* **OBJECTIVE**
Reproduce all records verbatim.

(Entries with figure data)
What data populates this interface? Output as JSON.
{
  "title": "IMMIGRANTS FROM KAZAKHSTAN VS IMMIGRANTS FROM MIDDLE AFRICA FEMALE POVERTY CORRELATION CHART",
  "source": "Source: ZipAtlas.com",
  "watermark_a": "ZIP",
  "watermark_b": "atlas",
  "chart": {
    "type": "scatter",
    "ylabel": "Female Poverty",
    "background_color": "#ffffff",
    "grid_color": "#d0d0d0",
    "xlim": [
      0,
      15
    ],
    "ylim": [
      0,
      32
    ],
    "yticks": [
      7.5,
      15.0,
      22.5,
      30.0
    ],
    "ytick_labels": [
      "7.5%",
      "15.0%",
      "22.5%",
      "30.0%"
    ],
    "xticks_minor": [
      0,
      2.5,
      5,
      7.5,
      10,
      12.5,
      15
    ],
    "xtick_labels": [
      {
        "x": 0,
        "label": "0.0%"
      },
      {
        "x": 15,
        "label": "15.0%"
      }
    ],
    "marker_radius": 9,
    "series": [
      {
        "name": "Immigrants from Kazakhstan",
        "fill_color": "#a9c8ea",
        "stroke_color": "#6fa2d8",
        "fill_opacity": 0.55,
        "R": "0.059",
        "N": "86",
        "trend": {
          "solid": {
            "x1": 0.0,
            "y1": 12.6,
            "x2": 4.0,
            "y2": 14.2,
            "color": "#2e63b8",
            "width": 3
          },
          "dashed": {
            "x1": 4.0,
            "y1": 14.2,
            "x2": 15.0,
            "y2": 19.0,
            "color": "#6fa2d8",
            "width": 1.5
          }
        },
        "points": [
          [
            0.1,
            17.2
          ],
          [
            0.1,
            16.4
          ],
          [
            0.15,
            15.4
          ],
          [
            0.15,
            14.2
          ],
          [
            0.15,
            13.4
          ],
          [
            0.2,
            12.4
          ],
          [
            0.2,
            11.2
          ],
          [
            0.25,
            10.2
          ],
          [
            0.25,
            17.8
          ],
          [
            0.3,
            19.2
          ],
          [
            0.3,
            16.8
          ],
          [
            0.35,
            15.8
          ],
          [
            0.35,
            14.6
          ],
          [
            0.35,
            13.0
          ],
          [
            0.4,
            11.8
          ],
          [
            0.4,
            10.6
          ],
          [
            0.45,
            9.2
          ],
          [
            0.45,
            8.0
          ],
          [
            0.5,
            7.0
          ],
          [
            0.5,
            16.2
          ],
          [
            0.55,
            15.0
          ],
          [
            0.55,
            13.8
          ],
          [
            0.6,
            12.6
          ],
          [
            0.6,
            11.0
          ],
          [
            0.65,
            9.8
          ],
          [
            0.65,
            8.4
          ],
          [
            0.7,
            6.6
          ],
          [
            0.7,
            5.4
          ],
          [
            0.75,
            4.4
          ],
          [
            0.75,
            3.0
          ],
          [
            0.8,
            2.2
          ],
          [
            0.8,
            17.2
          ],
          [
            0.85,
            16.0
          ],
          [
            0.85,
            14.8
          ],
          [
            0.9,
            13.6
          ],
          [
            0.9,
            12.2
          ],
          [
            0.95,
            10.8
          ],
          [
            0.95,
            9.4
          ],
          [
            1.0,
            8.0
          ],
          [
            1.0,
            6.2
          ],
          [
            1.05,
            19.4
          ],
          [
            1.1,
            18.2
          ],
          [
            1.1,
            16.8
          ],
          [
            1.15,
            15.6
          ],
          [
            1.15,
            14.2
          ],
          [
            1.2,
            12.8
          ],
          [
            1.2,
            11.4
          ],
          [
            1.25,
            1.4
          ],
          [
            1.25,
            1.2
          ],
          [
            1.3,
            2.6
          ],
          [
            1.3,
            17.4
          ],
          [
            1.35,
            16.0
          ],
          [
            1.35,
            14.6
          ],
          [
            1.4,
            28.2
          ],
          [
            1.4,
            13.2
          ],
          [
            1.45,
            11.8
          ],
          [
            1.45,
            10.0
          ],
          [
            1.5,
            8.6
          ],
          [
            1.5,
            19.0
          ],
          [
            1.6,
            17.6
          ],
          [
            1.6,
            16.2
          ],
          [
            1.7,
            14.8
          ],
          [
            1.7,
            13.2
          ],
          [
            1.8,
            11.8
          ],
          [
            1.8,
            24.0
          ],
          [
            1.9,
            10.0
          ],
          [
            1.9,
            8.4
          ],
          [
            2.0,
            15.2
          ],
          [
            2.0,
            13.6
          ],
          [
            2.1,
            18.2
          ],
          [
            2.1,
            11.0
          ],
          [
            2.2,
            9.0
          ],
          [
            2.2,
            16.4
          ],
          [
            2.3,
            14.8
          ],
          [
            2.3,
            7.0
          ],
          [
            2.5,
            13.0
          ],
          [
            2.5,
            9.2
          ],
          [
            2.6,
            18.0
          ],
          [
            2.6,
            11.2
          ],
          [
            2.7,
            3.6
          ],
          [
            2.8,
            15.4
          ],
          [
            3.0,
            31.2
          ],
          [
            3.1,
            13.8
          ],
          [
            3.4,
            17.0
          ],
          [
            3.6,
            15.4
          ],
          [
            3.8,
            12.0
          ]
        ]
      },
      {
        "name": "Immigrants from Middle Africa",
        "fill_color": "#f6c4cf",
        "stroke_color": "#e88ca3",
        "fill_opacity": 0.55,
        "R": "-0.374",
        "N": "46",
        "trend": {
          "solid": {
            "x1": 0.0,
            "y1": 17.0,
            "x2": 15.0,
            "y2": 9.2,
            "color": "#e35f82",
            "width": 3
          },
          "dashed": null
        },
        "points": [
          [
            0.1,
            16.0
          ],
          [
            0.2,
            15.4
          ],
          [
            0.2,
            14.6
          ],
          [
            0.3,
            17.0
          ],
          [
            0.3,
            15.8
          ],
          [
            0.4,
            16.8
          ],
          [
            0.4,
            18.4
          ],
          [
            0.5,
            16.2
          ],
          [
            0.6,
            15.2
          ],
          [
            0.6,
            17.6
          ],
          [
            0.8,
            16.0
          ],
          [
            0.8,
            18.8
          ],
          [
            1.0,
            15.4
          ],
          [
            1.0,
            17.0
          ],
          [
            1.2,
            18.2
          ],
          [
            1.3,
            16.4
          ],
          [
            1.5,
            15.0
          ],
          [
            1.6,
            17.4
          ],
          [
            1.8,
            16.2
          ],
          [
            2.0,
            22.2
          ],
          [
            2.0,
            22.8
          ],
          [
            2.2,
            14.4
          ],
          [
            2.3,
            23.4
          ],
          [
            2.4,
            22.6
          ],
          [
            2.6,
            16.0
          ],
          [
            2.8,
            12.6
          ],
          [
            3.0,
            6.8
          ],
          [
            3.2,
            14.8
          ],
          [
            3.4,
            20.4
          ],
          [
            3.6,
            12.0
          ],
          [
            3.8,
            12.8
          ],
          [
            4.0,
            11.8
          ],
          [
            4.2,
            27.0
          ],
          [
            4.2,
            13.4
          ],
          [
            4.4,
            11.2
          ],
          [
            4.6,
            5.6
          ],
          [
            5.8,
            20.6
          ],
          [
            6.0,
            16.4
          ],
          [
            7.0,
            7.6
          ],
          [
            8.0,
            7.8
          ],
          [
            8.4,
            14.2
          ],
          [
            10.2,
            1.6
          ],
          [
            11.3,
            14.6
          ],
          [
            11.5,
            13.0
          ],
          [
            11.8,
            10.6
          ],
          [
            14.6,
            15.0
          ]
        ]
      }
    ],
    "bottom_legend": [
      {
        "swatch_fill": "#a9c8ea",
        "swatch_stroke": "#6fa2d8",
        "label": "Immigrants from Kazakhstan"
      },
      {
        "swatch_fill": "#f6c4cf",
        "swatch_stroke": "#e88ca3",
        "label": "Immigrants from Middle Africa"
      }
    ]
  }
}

* **RESULT**
What data populates this interface? Output as JSON.
{
  "title": "IMMIGRANTS FROM KAZAKHSTAN VS IMMIGRANTS FROM MIDDLE AFRICA FEMALE POVERTY CORRELATION CHART",
  "source": "Source: ZipAtlas.com",
  "watermark_a": "ZIP",
  "watermark_b": "atlas",
  "chart": {
    "type": "scatter",
    "ylabel": "Female Poverty",
    "background_color": "#ffffff",
    "grid_color": "#d0d0d0",
    "xlim": [
      0,
      15
    ],
    "ylim": [
      0,
      32
    ],
    "yticks": [
      7.5,
      15.0,
      22.5,
      30.0
    ],
    "ytick_labels": [
      "7.5%",
      "15.0%",
      "22.5%",
      "30.0%"
    ],
    "xticks_minor": [
      0,
      2.5,
      5,
      7.5,
      10,
      12.5,
      15
    ],
    "xtick_labels": [
      {
        "x": 0,
        "label": "0.0%"
      },
      {
        "x": 15,
        "label": "15.0%"
      }
    ],
    "marker_radius": 9,
    "series": [
      {
        "name": "Immigrants from Kazakhstan",
        "fill_color": "#a9c8ea",
        "stroke_color": "#6fa2d8",
        "fill_opacity": 0.55,
        "R": "0.059",
        "N": "86",
        "trend": {
          "solid": {
            "x1": 0.0,
            "y1": 12.6,
            "x2": 4.0,
            "y2": 14.2,
            "color": "#2e63b8",
            "width": 3
          },
          "dashed": {
            "x1": 4.0,
            "y1": 14.2,
            "x2": 15.0,
            "y2": 19.0,
            "color": "#6fa2d8",
            "width": 1.5
          }
        },
        "points": [
          [
            0.1,
            17.2
          ],
          [
            0.1,
            16.4
          ],
          [
            0.15,
            15.4
          ],
          [
            0.15,
            14.2
          ],
          [
            0.15,
            13.4
          ],
          [
            0.2,
            12.4
          ],
          [
            0.2,
            11.2
          ],
          [
            0.25,
            10.2
          ],
          [
            0.25,
            17.8
          ],
          [
            0.3,
            19.2
          ],
          [
            0.3,
            16.8
          ],
          [
            0.35,
            15.8
          ],
          [
            0.35,
            14.6
          ],
          [
            0.35,
            13.0
          ],
          [
            0.4,
            11.8
          ],
          [
            0.4,
            10.6
          ],
          [
            0.45,
            9.2
          ],
          [
            0.45,
            8.0
          ],
          [
            0.5,
            7.0
          ],
          [
            0.5,
            16.2
          ],
          [
            0.55,
            15.0
          ],
          [
            0.55,
            13.8
          ],
          [
            0.6,
            12.6
          ],
          [
            0.6,
            11.0
          ],
          [
            0.65,
            9.8
          ],
          [
            0.65,
            8.4
          ],
          [
            0.7,
            6.6
          ],
          [
            0.7,
            5.4
          ],
          [
            0.75,
            4.4
          ],
          [
            0.75,
            3.0
          ],
          [
            0.8,
            2.2
          ],
          [
            0.8,
            17.2
          ],
          [
            0.85,
            16.0
          ],
          [
            0.85,
            14.8
          ],
          [
            0.9,
            13.6
          ],
          [
            0.9,
            12.2
          ],
          [
            0.95,
            10.8
          ],
          [
            0.95,
            9.4
          ],
          [
            1.0,
            8.0
          ],
          [
            1.0,
            6.2
          ],
          [
            1.05,
            19.4
          ],
          [
            1.1,
            18.2
          ],
          [
            1.1,
            16.8
          ],
          [
            1.15,
            15.6
          ],
          [
            1.15,
            14.2
          ],
          [
            1.2,
            12.8
          ],
          [
            1.2,
            11.4
          ],
          [
            1.25,
            1.4
          ],
          [
            1.25,
            1.2
          ],
          [
            1.3,
            2.6
          ],
          [
            1.3,
            17.4
          ],
          [
            1.35,
            16.0
          ],
          [
            1.35,
            14.6
          ],
          [
            1.4,
            28.2
          ],
          [
            1.4,
            13.2
          ],
          [
            1.45,
            11.8
          ],
          [
            1.45,
            10.0
          ],
          [
            1.5,
            8.6
          ],
          [
            1.5,
            19.0
          ],
          [
            1.6,
            17.6
          ],
          [
            1.6,
            16.2
          ],
          [
            1.7,
            14.8
          ],
          [
            1.7,
            13.2
          ],
          [
            1.8,
            11.8
          ],
          [
            1.8,
            24.0
          ],
          [
            1.9,
            10.0
          ],
          [
            1.9,
            8.4
          ],
          [
            2.0,
            15.2
          ],
          [
            2.0,
            13.6
          ],
          [
            2.1,
            18.2
          ],
          [
            2.1,
            11.0
          ],
          [
            2.2,
            9.0
          ],
          [
            2.2,
            16.4
          ],
          [
            2.3,
            14.8
          ],
          [
            2.3,
            7.0
          ],
          [
            2.5,
            13.0
          ],
          [
            2.5,
            9.2
          ],
          [
            2.6,
            18.0
          ],
          [
            2.6,
            11.2
          ],
          [
            2.7,
            3.6
          ],
          [
            2.8,
            15.4
          ],
          [
            3.0,
            31.2
          ],
          [
            3.1,
            13.8
          ],
          [
            3.4,
            17.0
          ],
          [
            3.6,
            15.4
          ],
          [
            3.8,
            12.0
          ]
        ]
      },
      {
        "name": "Immigrants from Middle Africa",
        "fill_color": "#f6c4cf",
        "stroke_color": "#e88ca3",
        "fill_opacity": 0.55,
        "R": "-0.374",
        "N": "46",
        "trend": {
          "solid": {
            "x1": 0.0,
            "y1": 17.0,
            "x2": 15.0,
            "y2": 9.2,
            "color": "#e35f82",
            "width": 3
          },
          "dashed": null
        },
        "points": [
          [
            0.1,
            16.0
          ],
          [
            0.2,
            15.4
          ],
          [
            0.2,
            14.6
          ],
          [
            0.3,
            17.0
          ],
          [
            0.3,
            15.8
          ],
          [
            0.4,
            16.8
          ],
          [
            0.4,
            18.4
          ],
          [
            0.5,
            16.2
          ],
          [
            0.6,
            15.2
          ],
          [
            0.6,
            17.6
          ],
          [
            0.8,
            16.0
          ],
          [
            0.8,
            18.8
          ],
          [
            1.0,
            15.4
          ],
          [
            1.0,
            17.0
          ],
          [
            1.2,
            18.2
          ],
          [
            1.3,
            16.4
          ],
          [
            1.5,
            15.0
          ],
          [
            1.6,
            17.4
          ],
          [
            1.8,
            16.2
          ],
          [
            2.0,
            22.2
          ],
          [
            2.0,
            22.8
          ],
          [
            2.2,
            14.4
          ],
          [
            2.3,
            23.4
          ],
          [
            2.4,
            22.6
          ],
          [
            2.6,
            16.0
          ],
          [
            2.8,
            12.6
          ],
          [
            3.0,
            6.8
          ],
          [
            3.2,
            14.8
          ],
          [
            3.4,
            20.4
          ],
          [
            3.6,
            12.0
          ],
          [
            3.8,
            12.8
          ],
          [
            4.0,
            11.8
          ],
          [
            4.2,
            27.0
          ],
          [
            4.2,
            13.4
          ],
          [
            4.4,
            11.2
          ],
          [
            4.6,
            5.6
          ],
          [
            5.8,
            20.6
          ],
          [
            6.0,
            16.4
          ],
          [
            7.0,
            7.6
          ],
          [
            8.0,
            7.8
          ],
          [
            8.4,
            14.2
          ],
          [
            10.2,
            1.6
          ],
          [
            11.3,
            14.6
          ],
          [
            11.5,
            13.0
          ],
          [
            11.8,
            10.6
          ],
          [
            14.6,
            15.0
          ]
        ]
      }
    ],
    "bottom_legend": [
      {
        "swatch_fill": "#a9c8ea",
        "swatch_stroke": "#6fa2d8",
        "label": "Immigrants from Kazakhstan"
      },
      {
        "swatch_fill": "#f6c4cf",
        "swatch_stroke": "#e88ca3",
        "label": "Immigrants from Middle Africa"
      }
    ]
  }
}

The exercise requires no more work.